_Collected data_

· · ·

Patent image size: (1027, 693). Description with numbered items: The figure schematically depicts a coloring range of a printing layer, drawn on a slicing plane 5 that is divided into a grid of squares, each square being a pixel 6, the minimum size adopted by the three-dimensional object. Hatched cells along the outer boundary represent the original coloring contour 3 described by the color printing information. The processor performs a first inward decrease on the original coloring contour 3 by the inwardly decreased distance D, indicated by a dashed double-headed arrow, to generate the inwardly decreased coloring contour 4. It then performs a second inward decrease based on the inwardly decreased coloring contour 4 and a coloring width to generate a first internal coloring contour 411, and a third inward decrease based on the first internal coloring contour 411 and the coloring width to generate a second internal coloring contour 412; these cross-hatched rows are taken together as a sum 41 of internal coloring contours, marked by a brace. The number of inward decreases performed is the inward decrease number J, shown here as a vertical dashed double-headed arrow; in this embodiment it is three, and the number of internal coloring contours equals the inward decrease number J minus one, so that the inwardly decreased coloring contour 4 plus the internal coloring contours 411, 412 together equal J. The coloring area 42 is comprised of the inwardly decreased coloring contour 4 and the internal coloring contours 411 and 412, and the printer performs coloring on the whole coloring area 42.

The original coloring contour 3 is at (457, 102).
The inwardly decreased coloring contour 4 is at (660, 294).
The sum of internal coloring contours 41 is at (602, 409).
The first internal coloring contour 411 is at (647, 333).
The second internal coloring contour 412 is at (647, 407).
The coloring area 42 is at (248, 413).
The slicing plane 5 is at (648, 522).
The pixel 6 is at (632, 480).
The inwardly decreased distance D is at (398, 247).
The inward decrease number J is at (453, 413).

· · ·

_TASK BRIEF_
The records above must be printed again in full, exactly as written.

_THE ANSWER_
Patent image size: (1027, 693). Description with numbered items: The figure schematically depicts a coloring range of a printing layer, drawn on a slicing plane 5 that is divided into a grid of squares, each square being a pixel 6, the minimum size adopted by the three-dimensional object. Hatched cells along the outer boundary represent the original coloring contour 3 described by the color printing information. The processor performs a first inward decrease on the original coloring contour 3 by the inwardly decreased distance D, indicated by a dashed double-headed arrow, to generate the inwardly decreased coloring contour 4. It then performs a second inward decrease based on the inwardly decreased coloring contour 4 and a coloring width to generate a first internal coloring contour 411, and a third inward decrease based on the first internal coloring contour 411 and the coloring width to generate a second internal coloring contour 412; these cross-hatched rows are taken together as a sum 41 of internal coloring contours, marked by a brace. The number of inward decreases performed is the inward decrease number J, shown here as a vertical dashed double-headed arrow; in this embodiment it is three, and the number of internal coloring contours equals the inward decrease number J minus one, so that the inwardly decreased coloring contour 4 plus the internal coloring contours 411, 412 together equal J. The coloring area 42 is comprised of the inwardly decreased coloring contour 4 and the internal coloring contours 411 and 412, and the printer performs coloring on the whole coloring area 42.

The original coloring contour 3 is at (457, 102).
The inwardly decreased coloring contour 4 is at (660, 294).
The sum of internal coloring contours 41 is at (602, 409).
The first internal coloring contour 411 is at (647, 333).
The second internal coloring contour 412 is at (647, 407).
The coloring area 42 is at (248, 413).
The slicing plane 5 is at (648, 522).
The pixel 6 is at (632, 480).
The inwardly decreased distance D is at (398, 247).
The inward decrease number J is at (453, 413).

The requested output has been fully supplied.